Provided information:
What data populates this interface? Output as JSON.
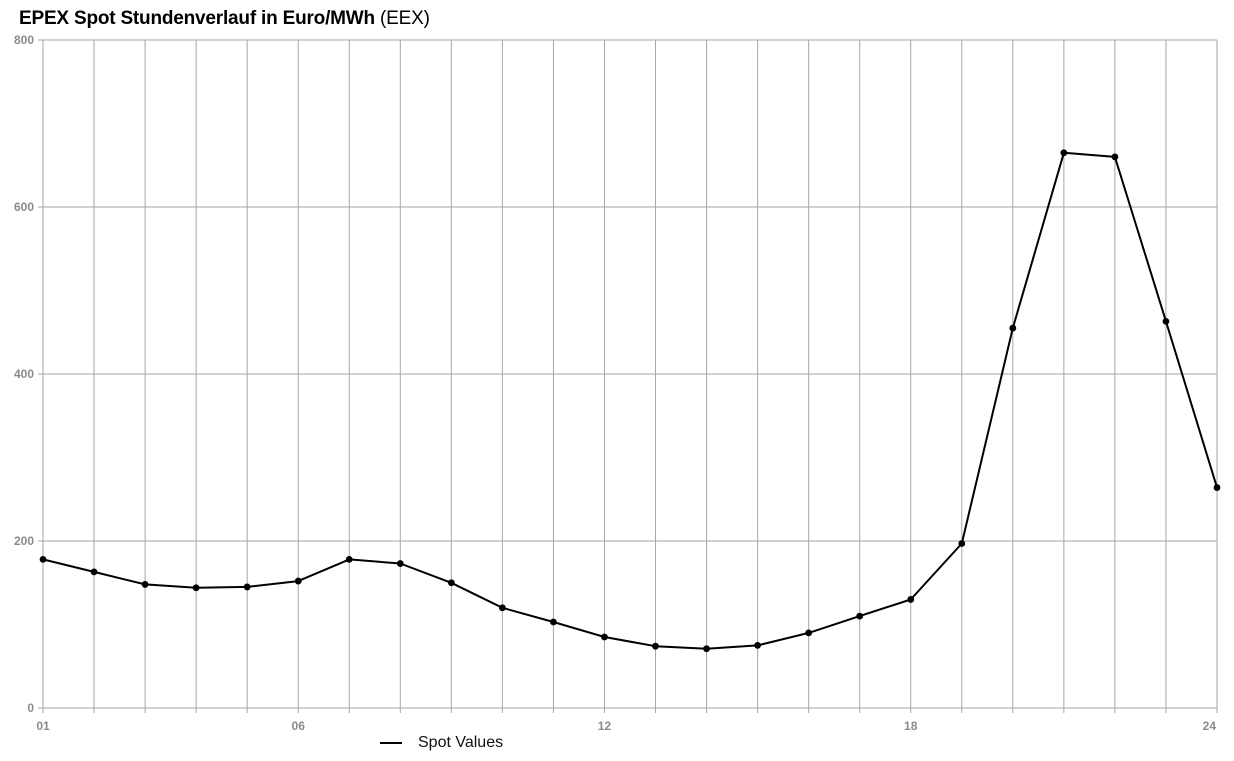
{
  "title": {
    "main": "EPEX Spot Stundenverlauf in Euro/MWh",
    "source": "(EEX)"
  },
  "legend": {
    "label": "Spot Values",
    "placement": "bottom-center"
  },
  "colors": {
    "line": "#000000",
    "grid": "#a6a6a6",
    "tick_text": "#8a8a8a"
  },
  "chart_data": {
    "type": "line",
    "title": "EPEX Spot Stundenverlauf in Euro/MWh (EEX)",
    "xlabel": "",
    "ylabel": "",
    "x": [
      1,
      2,
      3,
      4,
      5,
      6,
      7,
      8,
      9,
      10,
      11,
      12,
      13,
      14,
      15,
      16,
      17,
      18,
      19,
      20,
      21,
      22,
      23,
      24
    ],
    "x_tick_labels": [
      "01",
      "06",
      "12",
      "18",
      "24"
    ],
    "x_tick_values": [
      1,
      6,
      12,
      18,
      24
    ],
    "y_tick_labels": [
      "0",
      "200",
      "400",
      "600",
      "800"
    ],
    "y_tick_values": [
      0,
      200,
      400,
      600,
      800
    ],
    "xlim": [
      1,
      24
    ],
    "ylim": [
      0,
      800
    ],
    "grid": true,
    "series": [
      {
        "name": "Spot Values",
        "values": [
          178,
          163,
          148,
          144,
          145,
          152,
          178,
          173,
          150,
          120,
          103,
          85,
          74,
          71,
          75,
          90,
          110,
          130,
          197,
          455,
          665,
          660,
          463,
          264
        ]
      }
    ]
  }
}
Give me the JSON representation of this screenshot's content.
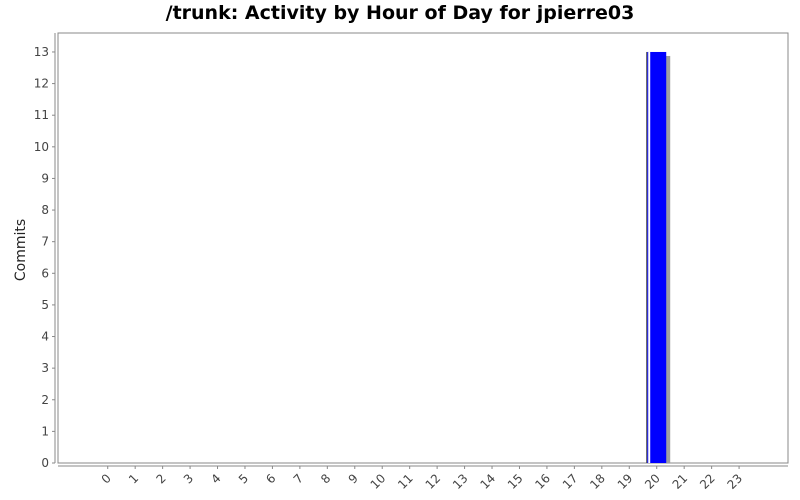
{
  "chart_data": {
    "type": "bar",
    "title": "/trunk: Activity by Hour of Day for jpierre03",
    "xlabel": "",
    "ylabel": "Commits",
    "categories": [
      "0",
      "1",
      "2",
      "3",
      "4",
      "5",
      "6",
      "7",
      "8",
      "9",
      "10",
      "11",
      "12",
      "13",
      "14",
      "15",
      "16",
      "17",
      "18",
      "19",
      "20",
      "21",
      "22",
      "23"
    ],
    "values": [
      0,
      0,
      0,
      0,
      0,
      0,
      0,
      0,
      0,
      0,
      0,
      0,
      0,
      0,
      0,
      0,
      0,
      0,
      0,
      0,
      13,
      0,
      0,
      0
    ],
    "ylim": [
      0,
      13.6
    ],
    "yticks": [
      0,
      1,
      2,
      3,
      4,
      5,
      6,
      7,
      8,
      9,
      10,
      11,
      12,
      13
    ],
    "grid": false,
    "legend": "none",
    "bar_color": "#0000ff",
    "shadow_color": "#a0a0a0"
  }
}
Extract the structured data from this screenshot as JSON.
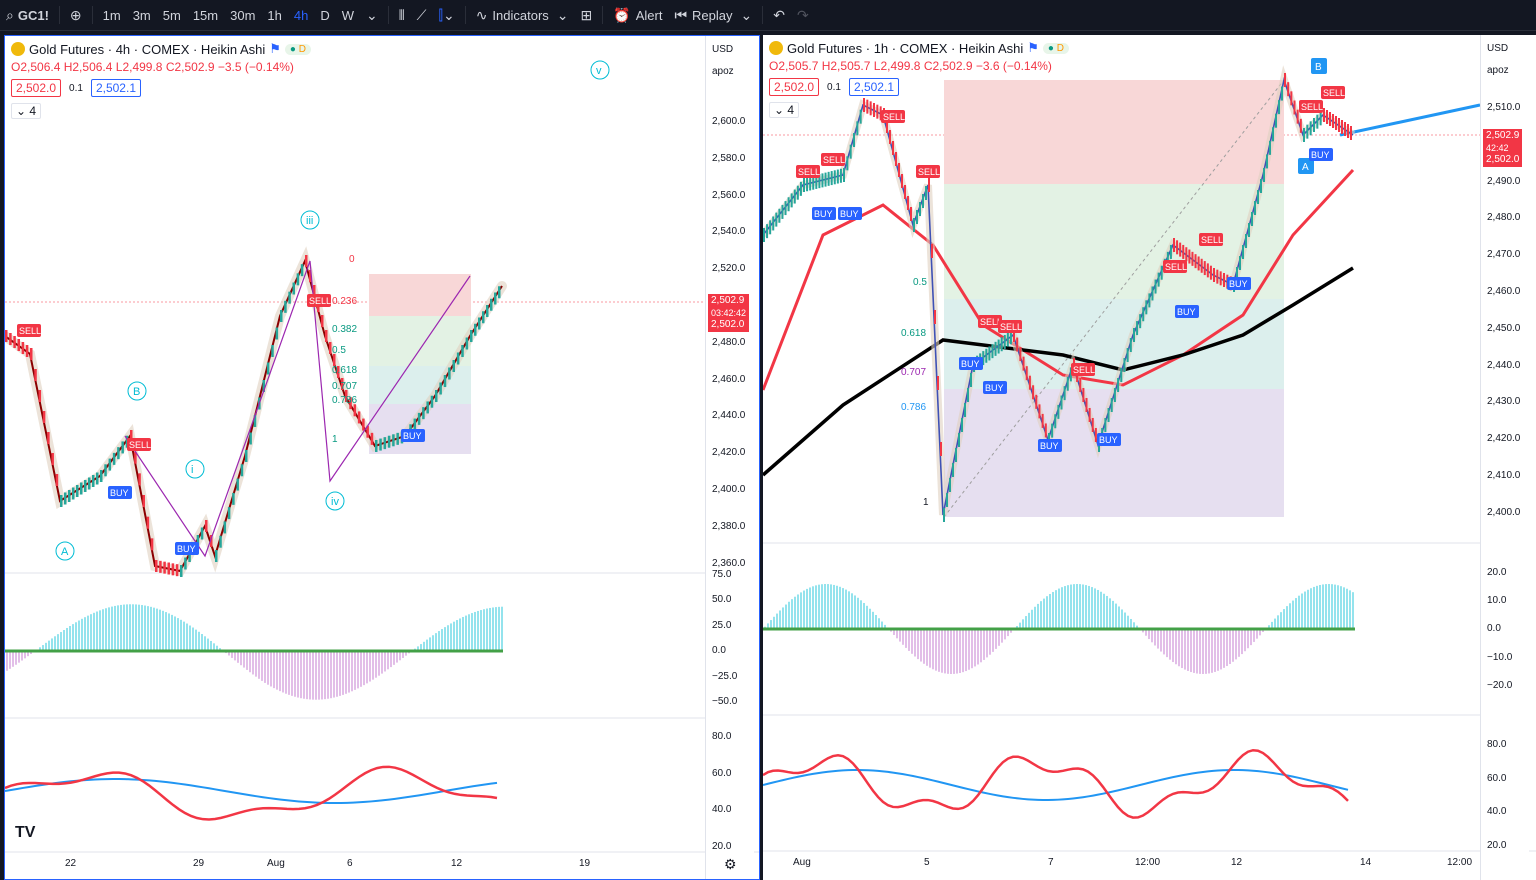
{
  "toolbar": {
    "symbol": "GC1!",
    "intervals": [
      "1m",
      "3m",
      "5m",
      "15m",
      "30m",
      "1h",
      "4h",
      "D",
      "W"
    ],
    "active_interval": "4h",
    "indicators_label": "Indicators",
    "alert_label": "Alert",
    "replay_label": "Replay"
  },
  "left": {
    "title": "Gold Futures · 4h · COMEX · Heikin Ashi",
    "badge": "D",
    "ohlc": {
      "o": "O2,506.4",
      "h": "H2,506.4",
      "l": "L2,499.8",
      "c": "C2,502.9",
      "chg": "−3.5 (−0.14%)"
    },
    "bid": "2,502.0",
    "spread": "0.1",
    "ask": "2,502.1",
    "collapse": "4",
    "currency": "USD",
    "scale": "apoz",
    "price_ticks": [
      "2,600.0",
      "2,580.0",
      "2,560.0",
      "2,540.0",
      "2,520.0",
      "2,500.0",
      "2,480.0",
      "2,460.0",
      "2,440.0",
      "2,420.0",
      "2,400.0",
      "2,380.0",
      "2,360.0"
    ],
    "cur_price": "2,502.9",
    "cur_timer": "03:42:42",
    "cur_bid": "2,502.0",
    "osc_ticks": [
      "75.0",
      "50.0",
      "25.0",
      "0.0",
      "−25.0",
      "−50.0"
    ],
    "rsi_ticks": [
      "80.0",
      "60.0",
      "40.0",
      "20.0"
    ],
    "x_ticks": [
      "22",
      "29",
      "Aug",
      "6",
      "12",
      "19"
    ],
    "waves": [
      "A",
      "B",
      "i",
      "iii",
      "iv",
      "v"
    ],
    "fib": [
      "0",
      "0.236",
      "0.382",
      "0.5",
      "0.618",
      "0.707",
      "0.786",
      "1"
    ]
  },
  "right": {
    "title": "Gold Futures · 1h · COMEX · Heikin Ashi",
    "badge": "D",
    "ohlc": {
      "o": "O2,505.7",
      "h": "H2,505.7",
      "l": "L2,499.8",
      "c": "C2,502.9",
      "chg": "−3.6 (−0.14%)"
    },
    "bid": "2,502.0",
    "spread": "0.1",
    "ask": "2,502.1",
    "collapse": "4",
    "currency": "USD",
    "scale": "apoz",
    "price_ticks": [
      "2,510.0",
      "2,500.0",
      "2,490.0",
      "2,480.0",
      "2,470.0",
      "2,460.0",
      "2,450.0",
      "2,440.0",
      "2,430.0",
      "2,420.0",
      "2,410.0",
      "2,400.0"
    ],
    "cur_price": "2,502.9",
    "cur_timer": "42:42",
    "cur_bid": "2,502.0",
    "osc_ticks": [
      "20.0",
      "10.0",
      "0.0",
      "−10.0",
      "−20.0"
    ],
    "rsi_ticks": [
      "80.0",
      "60.0",
      "40.0",
      "20.0"
    ],
    "x_ticks": [
      "Aug",
      "5",
      "7",
      "12:00",
      "12",
      "14",
      "12:00"
    ],
    "fib": [
      "0.5",
      "0.618",
      "0.707",
      "0.786",
      "1"
    ],
    "markers": [
      "A",
      "B"
    ]
  },
  "badges": {
    "sell": "SELL",
    "buy": "BUY"
  }
}
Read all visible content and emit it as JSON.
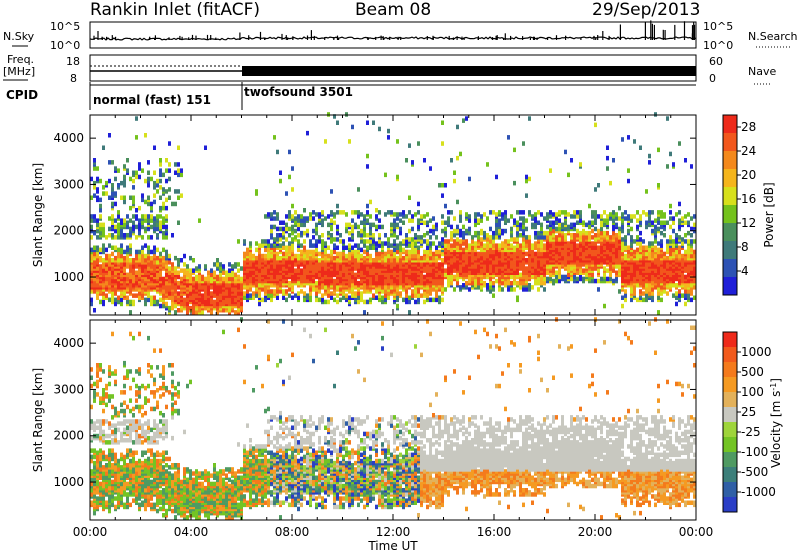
{
  "header": {
    "title": "Rankin Inlet (fitACF)",
    "beam": "Beam 08",
    "date": "29/Sep/2013"
  },
  "noise_panel": {
    "left_label": "N.Sky",
    "right_label": "N.Search",
    "left_ticks": [
      "10^5",
      "10^0"
    ],
    "right_ticks": [
      "10^5",
      "10^0"
    ]
  },
  "freq_panel": {
    "left_label_line1": "Freq.",
    "left_label_line2": "[MHz]",
    "right_label": "Nave",
    "left_ticks": [
      "18",
      "8"
    ],
    "right_ticks": [
      "60",
      "0"
    ]
  },
  "cpid_panel": {
    "label": "CPID",
    "segments": [
      {
        "start_hour": 0,
        "end_hour": 6,
        "name": "normal (fast) 151"
      },
      {
        "start_hour": 6,
        "end_hour": 24,
        "name": "twofsound 3501"
      }
    ]
  },
  "chart_data": [
    {
      "type": "heatmap",
      "id": "power",
      "ylabel": "Slant Range [km]",
      "xlabel": "",
      "xlim": [
        0,
        24
      ],
      "ylim": [
        180,
        4500
      ],
      "yticks": [
        "1000",
        "2000",
        "3000",
        "4000"
      ],
      "colorbar": {
        "label": "Power [dB]",
        "ticks": [
          "4",
          "8",
          "12",
          "16",
          "20",
          "24",
          "28"
        ],
        "range": [
          0,
          30
        ],
        "colors": [
          "#1f1fd8",
          "#2d52b4",
          "#3f7a7a",
          "#4a8f5c",
          "#74c21c",
          "#d7e01c",
          "#f5b51c",
          "#f4891c",
          "#f2571c",
          "#ee2a1a"
        ]
      }
    },
    {
      "type": "heatmap",
      "id": "velocity",
      "ylabel": "Slant Range [km]",
      "xlabel": "Time UT",
      "xlim": [
        0,
        24
      ],
      "ylim": [
        180,
        4500
      ],
      "yticks": [
        "1000",
        "2000",
        "3000",
        "4000"
      ],
      "xticks": [
        "00:00",
        "04:00",
        "08:00",
        "12:00",
        "16:00",
        "20:00",
        "00:00"
      ],
      "colorbar": {
        "label": "Velocity [m s",
        "label_superscript": "-1",
        "label_close": "]",
        "ticks": [
          "1000",
          "500",
          "100",
          "25",
          "-25",
          "-100",
          "-500",
          "-1000"
        ],
        "colors": [
          "#2a3ec6",
          "#2f5fa6",
          "#3c7f7a",
          "#4f9a62",
          "#73c424",
          "#9ed43a",
          "#c8c8c0",
          "#e3b15a",
          "#f59a22",
          "#f47a1c",
          "#f25a1c",
          "#ee2a1a"
        ]
      }
    }
  ]
}
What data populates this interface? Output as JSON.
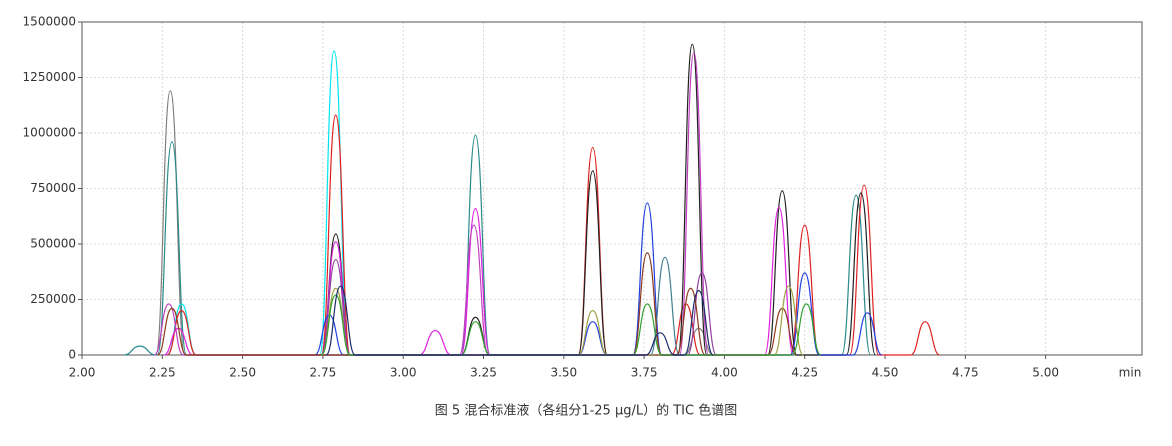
{
  "chart_data": {
    "type": "line",
    "caption": "图 5 混合标准液（各组分1-25 μg/L）的 TIC 色谱图",
    "x_label": "min",
    "xlim": [
      2.0,
      5.3
    ],
    "ylim": [
      0,
      1500000
    ],
    "xticks": [
      {
        "value": 2,
        "label": "2.00"
      },
      {
        "value": 2.25,
        "label": "2.25"
      },
      {
        "value": 2.5,
        "label": "2.50"
      },
      {
        "value": 2.75,
        "label": "2.75"
      },
      {
        "value": 3,
        "label": "3.00"
      },
      {
        "value": 3.25,
        "label": "3.25"
      },
      {
        "value": 3.5,
        "label": "3.50"
      },
      {
        "value": 3.75,
        "label": "3.75"
      },
      {
        "value": 4,
        "label": "4.00"
      },
      {
        "value": 4.25,
        "label": "4.25"
      },
      {
        "value": 4.5,
        "label": "4.50"
      },
      {
        "value": 4.75,
        "label": "4.75"
      },
      {
        "value": 5,
        "label": "5.00"
      }
    ],
    "yticks": [
      0,
      250000,
      500000,
      750000,
      1000000,
      1250000,
      1500000
    ],
    "grid": true,
    "series": [
      {
        "color": "#808080",
        "x": [
          2.23,
          2.275,
          2.32,
          3.875,
          3.92,
          3.965
        ],
        "values": [
          0,
          1190000,
          0,
          0,
          120000,
          0
        ]
      },
      {
        "color": "#2a8a8a",
        "x": [
          2.13,
          2.18,
          2.23,
          2.235,
          2.28,
          2.325,
          3.18,
          3.225,
          3.27,
          4.365,
          4.41,
          4.455
        ],
        "values": [
          0,
          40000,
          0,
          0,
          960000,
          0,
          0,
          990000,
          0,
          0,
          720000,
          0
        ]
      },
      {
        "color": "#00e5ee",
        "x": [
          2.265,
          2.31,
          2.355,
          2.74,
          2.785,
          2.83
        ],
        "values": [
          0,
          230000,
          0,
          0,
          1370000,
          0
        ]
      },
      {
        "color": "#e02020",
        "x": [
          2.265,
          2.31,
          2.355,
          2.745,
          2.79,
          2.835,
          3.545,
          3.59,
          3.635,
          3.835,
          3.88,
          3.925,
          4.205,
          4.25,
          4.295,
          4.39,
          4.435,
          4.48,
          4.58,
          4.625,
          4.67
        ],
        "values": [
          0,
          200000,
          0,
          0,
          1080000,
          0,
          0,
          935000,
          0,
          0,
          230000,
          0,
          0,
          585000,
          0,
          0,
          765000,
          0,
          0,
          150000,
          0
        ]
      },
      {
        "color": "#202020",
        "x": [
          2.745,
          2.79,
          2.835,
          3.18,
          3.225,
          3.27,
          3.545,
          3.59,
          3.635,
          3.855,
          3.9,
          3.945,
          4.135,
          4.18,
          4.225,
          4.38,
          4.425,
          4.47
        ],
        "values": [
          0,
          545000,
          0,
          0,
          170000,
          0,
          0,
          830000,
          0,
          0,
          1400000,
          0,
          0,
          740000,
          0,
          0,
          730000,
          0
        ]
      },
      {
        "color": "#e020e0",
        "x": [
          2.255,
          2.3,
          2.345,
          2.745,
          2.79,
          2.835,
          3.05,
          3.1,
          3.15,
          3.18,
          3.225,
          3.27,
          4.125,
          4.17,
          4.215
        ],
        "values": [
          0,
          120000,
          0,
          0,
          510000,
          0,
          0,
          110000,
          0,
          0,
          660000,
          0,
          0,
          665000,
          0
        ]
      },
      {
        "color": "#c040c0",
        "x": [
          2.225,
          2.27,
          2.315,
          3.175,
          3.22,
          3.265,
          3.86,
          3.905,
          3.95
        ],
        "values": [
          0,
          230000,
          0,
          0,
          585000,
          0,
          0,
          1360000,
          0
        ]
      },
      {
        "color": "#9040a0",
        "x": [
          2.745,
          2.79,
          2.835,
          3.885,
          3.93,
          3.975
        ],
        "values": [
          0,
          430000,
          0,
          0,
          370000,
          0
        ]
      },
      {
        "color": "#2040e0",
        "x": [
          2.725,
          2.77,
          2.815,
          3.545,
          3.59,
          3.635,
          3.715,
          3.76,
          3.805,
          4.205,
          4.25,
          4.295,
          4.4,
          4.445,
          4.49
        ],
        "values": [
          0,
          180000,
          0,
          0,
          150000,
          0,
          0,
          685000,
          0,
          0,
          370000,
          0,
          0,
          190000,
          0
        ]
      },
      {
        "color": "#3f7f8f",
        "x": [
          3.77,
          3.815,
          3.86
        ],
        "values": [
          0,
          440000,
          0
        ]
      },
      {
        "color": "#8b3a1a",
        "x": [
          2.235,
          2.28,
          2.325,
          3.715,
          3.76,
          3.805,
          3.85,
          3.895,
          3.94,
          4.135,
          4.18,
          4.225
        ],
        "values": [
          0,
          210000,
          0,
          0,
          460000,
          0,
          0,
          300000,
          0,
          0,
          210000,
          0
        ]
      },
      {
        "color": "#a0a040",
        "x": [
          2.745,
          2.79,
          2.835,
          3.545,
          3.59,
          3.635,
          4.155,
          4.2,
          4.245
        ],
        "values": [
          0,
          300000,
          0,
          0,
          200000,
          0,
          0,
          310000,
          0
        ]
      },
      {
        "color": "#30a030",
        "x": [
          2.745,
          2.79,
          2.835,
          3.18,
          3.225,
          3.27,
          3.715,
          3.76,
          3.805,
          4.21,
          4.255,
          4.3
        ],
        "values": [
          0,
          270000,
          0,
          0,
          150000,
          0,
          0,
          230000,
          0,
          0,
          230000,
          0
        ]
      },
      {
        "color": "#1a2a6a",
        "x": [
          2.76,
          2.805,
          2.85,
          3.755,
          3.8,
          3.845,
          3.875,
          3.92,
          3.965
        ],
        "values": [
          0,
          310000,
          0,
          0,
          100000,
          0,
          0,
          290000,
          0
        ]
      }
    ]
  }
}
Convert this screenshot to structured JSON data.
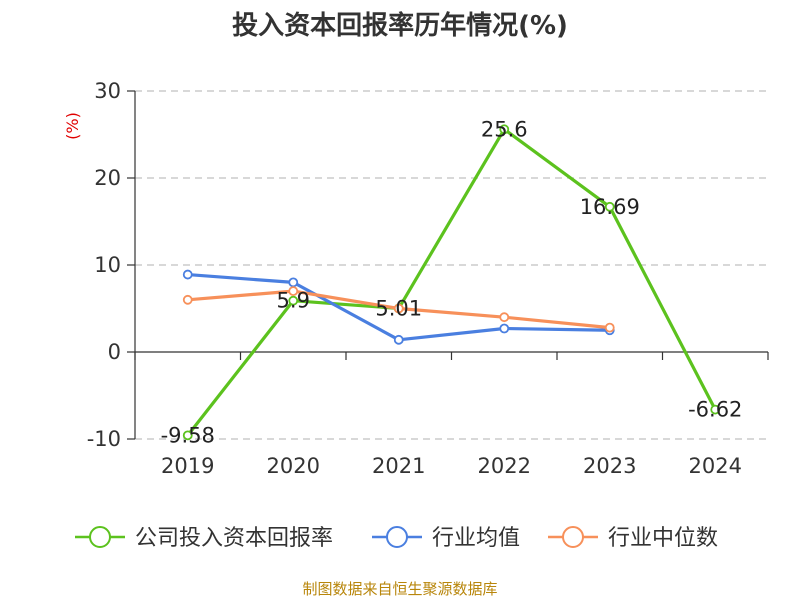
{
  "colors": {
    "company": "#5cc21e",
    "industry_avg": "#4a7fe0",
    "industry_median": "#f7905a",
    "grid": "#cccccc",
    "axis": "#333333",
    "ylabel": "#e00000",
    "source": "#b8860b"
  },
  "source_text": "制图数据来自恒生聚源数据库",
  "chart_data": {
    "type": "line",
    "title": "投入资本回报率历年情况(%)",
    "xlabel": "",
    "ylabel": "(%)",
    "ylim": [
      -10,
      30
    ],
    "yticks": [
      -10,
      0,
      10,
      20,
      30
    ],
    "grid": "horizontal-dashed",
    "legend_position": "bottom",
    "categories": [
      "2019",
      "2020",
      "2021",
      "2022",
      "2023",
      "2024"
    ],
    "series": [
      {
        "name": "公司投入资本回报率",
        "color_key": "company",
        "values": [
          -9.58,
          5.9,
          5.01,
          25.6,
          16.69,
          -6.62
        ],
        "labels": [
          "-9.58",
          "5.9",
          "5.01",
          "25.6",
          "16.69",
          "-6.62"
        ]
      },
      {
        "name": "行业均值",
        "color_key": "industry_avg",
        "values": [
          8.9,
          8.0,
          1.4,
          2.7,
          2.5,
          null
        ]
      },
      {
        "name": "行业中位数",
        "color_key": "industry_median",
        "values": [
          6.0,
          7.0,
          5.0,
          4.0,
          2.8,
          null
        ]
      }
    ]
  }
}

Problem to work on:
Count how many lines contain "ylabel" and give only that count.

Answer in full:
6